REQUIREMENT –
Keep only the lines where "ближайшего" appears.

-- begin DATA FOR THE TASK --

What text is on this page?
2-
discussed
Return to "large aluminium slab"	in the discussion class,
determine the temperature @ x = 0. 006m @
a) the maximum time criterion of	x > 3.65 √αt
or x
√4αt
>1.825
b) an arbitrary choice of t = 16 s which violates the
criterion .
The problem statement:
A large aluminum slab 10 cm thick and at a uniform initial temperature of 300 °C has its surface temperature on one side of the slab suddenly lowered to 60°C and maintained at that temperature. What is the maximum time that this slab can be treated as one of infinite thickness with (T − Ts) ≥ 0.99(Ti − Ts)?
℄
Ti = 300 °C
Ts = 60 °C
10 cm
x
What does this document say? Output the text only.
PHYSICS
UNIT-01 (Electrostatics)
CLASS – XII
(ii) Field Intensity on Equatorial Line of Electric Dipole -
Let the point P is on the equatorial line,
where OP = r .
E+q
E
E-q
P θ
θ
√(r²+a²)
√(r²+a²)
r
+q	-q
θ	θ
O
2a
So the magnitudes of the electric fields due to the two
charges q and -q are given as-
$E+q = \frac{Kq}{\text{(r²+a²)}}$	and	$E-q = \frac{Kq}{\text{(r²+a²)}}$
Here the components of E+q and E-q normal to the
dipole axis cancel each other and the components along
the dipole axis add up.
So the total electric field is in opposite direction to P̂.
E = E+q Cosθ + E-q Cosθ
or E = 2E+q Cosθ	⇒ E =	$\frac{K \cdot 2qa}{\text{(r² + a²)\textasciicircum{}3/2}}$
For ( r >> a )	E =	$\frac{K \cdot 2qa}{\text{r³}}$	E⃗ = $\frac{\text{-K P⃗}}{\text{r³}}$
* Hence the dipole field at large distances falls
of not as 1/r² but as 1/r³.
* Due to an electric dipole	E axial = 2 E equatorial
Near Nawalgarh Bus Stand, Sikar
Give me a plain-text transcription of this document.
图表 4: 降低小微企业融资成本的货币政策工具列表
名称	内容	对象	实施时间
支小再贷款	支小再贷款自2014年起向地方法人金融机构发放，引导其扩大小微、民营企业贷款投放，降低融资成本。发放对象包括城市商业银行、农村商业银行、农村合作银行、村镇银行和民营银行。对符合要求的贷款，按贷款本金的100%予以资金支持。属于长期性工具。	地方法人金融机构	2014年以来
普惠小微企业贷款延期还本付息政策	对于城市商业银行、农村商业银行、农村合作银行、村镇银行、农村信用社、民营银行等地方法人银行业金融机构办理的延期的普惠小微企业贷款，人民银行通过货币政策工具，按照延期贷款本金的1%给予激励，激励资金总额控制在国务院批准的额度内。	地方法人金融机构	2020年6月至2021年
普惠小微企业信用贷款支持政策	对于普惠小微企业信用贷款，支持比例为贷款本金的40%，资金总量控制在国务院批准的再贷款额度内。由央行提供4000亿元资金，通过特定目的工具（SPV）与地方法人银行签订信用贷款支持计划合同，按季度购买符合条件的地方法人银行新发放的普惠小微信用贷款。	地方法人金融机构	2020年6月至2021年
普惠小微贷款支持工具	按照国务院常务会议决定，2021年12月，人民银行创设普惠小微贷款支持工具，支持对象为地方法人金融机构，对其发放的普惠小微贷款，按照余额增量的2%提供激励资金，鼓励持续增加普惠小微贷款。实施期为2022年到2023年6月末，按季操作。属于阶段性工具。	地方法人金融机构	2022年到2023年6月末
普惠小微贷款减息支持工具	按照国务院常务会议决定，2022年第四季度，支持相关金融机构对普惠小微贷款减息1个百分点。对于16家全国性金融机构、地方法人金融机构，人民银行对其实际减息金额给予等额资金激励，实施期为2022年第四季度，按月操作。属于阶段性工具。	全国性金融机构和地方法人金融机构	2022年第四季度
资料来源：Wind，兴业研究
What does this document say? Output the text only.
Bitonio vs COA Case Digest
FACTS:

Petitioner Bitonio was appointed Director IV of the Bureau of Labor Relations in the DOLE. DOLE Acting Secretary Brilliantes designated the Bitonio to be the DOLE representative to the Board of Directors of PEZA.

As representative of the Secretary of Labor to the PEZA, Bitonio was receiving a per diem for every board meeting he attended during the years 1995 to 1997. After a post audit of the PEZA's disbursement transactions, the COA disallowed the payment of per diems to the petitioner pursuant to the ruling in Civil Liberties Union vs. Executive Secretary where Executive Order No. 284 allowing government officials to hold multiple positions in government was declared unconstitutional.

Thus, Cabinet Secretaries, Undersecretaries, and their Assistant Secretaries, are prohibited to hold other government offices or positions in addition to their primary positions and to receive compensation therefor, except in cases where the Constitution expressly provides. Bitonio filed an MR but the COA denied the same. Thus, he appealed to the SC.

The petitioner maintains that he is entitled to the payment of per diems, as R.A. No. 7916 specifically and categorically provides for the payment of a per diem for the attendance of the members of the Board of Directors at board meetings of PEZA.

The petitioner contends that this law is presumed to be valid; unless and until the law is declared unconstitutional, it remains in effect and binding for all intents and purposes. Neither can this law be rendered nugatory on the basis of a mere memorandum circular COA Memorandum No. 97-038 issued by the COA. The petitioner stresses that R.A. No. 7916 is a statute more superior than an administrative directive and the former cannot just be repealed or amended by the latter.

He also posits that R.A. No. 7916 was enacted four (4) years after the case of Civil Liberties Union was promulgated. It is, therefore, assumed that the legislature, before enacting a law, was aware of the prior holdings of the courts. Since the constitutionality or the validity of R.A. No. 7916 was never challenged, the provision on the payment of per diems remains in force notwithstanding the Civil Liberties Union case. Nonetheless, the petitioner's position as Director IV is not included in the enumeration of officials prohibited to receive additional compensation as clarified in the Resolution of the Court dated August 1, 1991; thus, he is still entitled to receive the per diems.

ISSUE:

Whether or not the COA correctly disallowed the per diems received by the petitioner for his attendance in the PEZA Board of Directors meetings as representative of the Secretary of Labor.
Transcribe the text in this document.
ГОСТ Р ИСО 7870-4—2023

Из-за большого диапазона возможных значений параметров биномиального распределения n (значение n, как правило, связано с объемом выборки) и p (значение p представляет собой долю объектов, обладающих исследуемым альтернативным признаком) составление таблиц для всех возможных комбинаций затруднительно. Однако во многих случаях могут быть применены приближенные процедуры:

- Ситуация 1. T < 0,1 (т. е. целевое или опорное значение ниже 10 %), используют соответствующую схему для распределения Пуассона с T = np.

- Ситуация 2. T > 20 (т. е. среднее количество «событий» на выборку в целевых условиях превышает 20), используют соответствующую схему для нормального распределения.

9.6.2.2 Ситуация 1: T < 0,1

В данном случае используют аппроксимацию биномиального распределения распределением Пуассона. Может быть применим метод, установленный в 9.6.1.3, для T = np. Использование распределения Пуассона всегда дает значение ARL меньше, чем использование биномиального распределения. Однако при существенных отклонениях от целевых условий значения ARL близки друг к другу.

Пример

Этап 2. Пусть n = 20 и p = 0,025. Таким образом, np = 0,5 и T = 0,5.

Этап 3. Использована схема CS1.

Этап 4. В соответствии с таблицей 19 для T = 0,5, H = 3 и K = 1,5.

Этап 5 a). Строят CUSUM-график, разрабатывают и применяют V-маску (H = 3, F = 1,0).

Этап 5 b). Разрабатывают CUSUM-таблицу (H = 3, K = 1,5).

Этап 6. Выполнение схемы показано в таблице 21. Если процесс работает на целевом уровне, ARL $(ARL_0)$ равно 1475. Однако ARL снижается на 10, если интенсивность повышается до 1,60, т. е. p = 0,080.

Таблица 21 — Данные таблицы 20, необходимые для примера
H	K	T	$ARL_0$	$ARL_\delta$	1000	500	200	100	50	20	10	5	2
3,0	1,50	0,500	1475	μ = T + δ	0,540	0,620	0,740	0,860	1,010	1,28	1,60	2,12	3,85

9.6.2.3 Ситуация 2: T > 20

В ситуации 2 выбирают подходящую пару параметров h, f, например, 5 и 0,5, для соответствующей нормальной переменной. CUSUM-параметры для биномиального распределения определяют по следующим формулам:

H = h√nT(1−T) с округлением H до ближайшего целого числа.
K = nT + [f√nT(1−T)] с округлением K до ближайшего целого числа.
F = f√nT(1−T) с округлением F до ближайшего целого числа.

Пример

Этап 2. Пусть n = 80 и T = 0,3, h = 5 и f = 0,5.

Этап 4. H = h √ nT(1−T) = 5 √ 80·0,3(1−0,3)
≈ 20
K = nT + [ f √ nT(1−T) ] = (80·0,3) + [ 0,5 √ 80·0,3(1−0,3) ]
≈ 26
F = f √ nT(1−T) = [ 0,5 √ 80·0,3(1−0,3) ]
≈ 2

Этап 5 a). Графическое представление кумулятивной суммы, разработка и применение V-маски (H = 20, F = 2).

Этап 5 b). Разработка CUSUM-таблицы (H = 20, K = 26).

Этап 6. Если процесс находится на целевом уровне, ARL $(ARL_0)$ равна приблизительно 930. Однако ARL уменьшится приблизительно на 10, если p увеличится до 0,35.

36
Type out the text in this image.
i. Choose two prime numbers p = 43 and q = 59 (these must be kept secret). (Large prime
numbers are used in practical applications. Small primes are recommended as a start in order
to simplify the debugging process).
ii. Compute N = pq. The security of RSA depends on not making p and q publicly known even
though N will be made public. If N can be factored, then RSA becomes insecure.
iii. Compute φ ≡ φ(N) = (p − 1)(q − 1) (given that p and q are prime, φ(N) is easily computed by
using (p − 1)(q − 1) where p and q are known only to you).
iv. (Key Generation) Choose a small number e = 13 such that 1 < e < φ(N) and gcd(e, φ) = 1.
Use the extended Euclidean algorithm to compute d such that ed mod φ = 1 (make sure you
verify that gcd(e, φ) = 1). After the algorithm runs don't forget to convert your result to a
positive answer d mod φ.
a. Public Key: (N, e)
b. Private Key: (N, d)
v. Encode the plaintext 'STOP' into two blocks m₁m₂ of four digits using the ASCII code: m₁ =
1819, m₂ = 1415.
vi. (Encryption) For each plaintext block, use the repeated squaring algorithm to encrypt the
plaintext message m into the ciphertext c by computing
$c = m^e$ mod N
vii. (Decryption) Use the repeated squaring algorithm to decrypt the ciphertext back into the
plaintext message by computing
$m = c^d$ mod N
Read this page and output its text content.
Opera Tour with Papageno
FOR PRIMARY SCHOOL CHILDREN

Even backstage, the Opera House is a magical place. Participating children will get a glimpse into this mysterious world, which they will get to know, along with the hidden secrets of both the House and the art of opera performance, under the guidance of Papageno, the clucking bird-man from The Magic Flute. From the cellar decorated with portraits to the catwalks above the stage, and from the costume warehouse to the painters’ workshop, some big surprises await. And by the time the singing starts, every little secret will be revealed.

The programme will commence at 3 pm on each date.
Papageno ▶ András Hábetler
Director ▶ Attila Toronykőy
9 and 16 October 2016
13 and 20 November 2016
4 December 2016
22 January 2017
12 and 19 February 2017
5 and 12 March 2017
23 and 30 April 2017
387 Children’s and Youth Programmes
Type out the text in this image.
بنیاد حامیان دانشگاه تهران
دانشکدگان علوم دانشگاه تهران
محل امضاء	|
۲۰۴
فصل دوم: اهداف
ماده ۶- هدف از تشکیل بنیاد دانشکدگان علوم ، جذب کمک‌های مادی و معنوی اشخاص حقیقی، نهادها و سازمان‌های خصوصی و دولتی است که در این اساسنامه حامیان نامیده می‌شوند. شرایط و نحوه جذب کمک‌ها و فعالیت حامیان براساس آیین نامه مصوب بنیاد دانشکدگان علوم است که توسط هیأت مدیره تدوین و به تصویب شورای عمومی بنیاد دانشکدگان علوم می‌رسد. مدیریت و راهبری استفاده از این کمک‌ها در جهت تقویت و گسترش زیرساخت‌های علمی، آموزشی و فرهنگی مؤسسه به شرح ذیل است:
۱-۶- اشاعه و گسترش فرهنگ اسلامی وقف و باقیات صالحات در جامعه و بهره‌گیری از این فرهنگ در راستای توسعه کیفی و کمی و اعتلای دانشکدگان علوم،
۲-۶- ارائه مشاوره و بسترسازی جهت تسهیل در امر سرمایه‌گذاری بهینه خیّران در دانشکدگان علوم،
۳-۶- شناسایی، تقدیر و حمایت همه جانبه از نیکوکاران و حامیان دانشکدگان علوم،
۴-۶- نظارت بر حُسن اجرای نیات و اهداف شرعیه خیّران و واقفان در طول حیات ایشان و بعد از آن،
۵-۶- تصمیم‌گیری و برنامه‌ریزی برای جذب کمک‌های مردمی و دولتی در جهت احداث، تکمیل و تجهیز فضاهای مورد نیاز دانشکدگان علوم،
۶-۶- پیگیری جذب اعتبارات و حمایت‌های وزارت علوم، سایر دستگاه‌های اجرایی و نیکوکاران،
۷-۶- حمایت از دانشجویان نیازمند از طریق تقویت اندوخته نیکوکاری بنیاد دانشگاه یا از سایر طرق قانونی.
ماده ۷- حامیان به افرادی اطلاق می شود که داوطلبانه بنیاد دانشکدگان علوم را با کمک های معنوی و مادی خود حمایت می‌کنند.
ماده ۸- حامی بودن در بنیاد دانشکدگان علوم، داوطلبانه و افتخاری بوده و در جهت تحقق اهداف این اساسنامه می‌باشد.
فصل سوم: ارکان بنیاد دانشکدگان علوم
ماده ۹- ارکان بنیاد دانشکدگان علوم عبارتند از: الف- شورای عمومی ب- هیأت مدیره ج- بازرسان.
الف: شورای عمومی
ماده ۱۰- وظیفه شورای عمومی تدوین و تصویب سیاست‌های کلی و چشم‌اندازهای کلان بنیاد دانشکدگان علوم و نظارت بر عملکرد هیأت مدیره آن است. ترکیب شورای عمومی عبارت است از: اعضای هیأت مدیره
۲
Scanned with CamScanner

-- end DATA FOR THE TASK --

TASK RESULT –
H = h√nT(1−T) с округлением H до ближайшего целого числа.
K = nT + [f√nT(1−T)] с округлением K до ближайшего целого числа.
F = f√nT(1−T) с округлением F до ближайшего целого числа.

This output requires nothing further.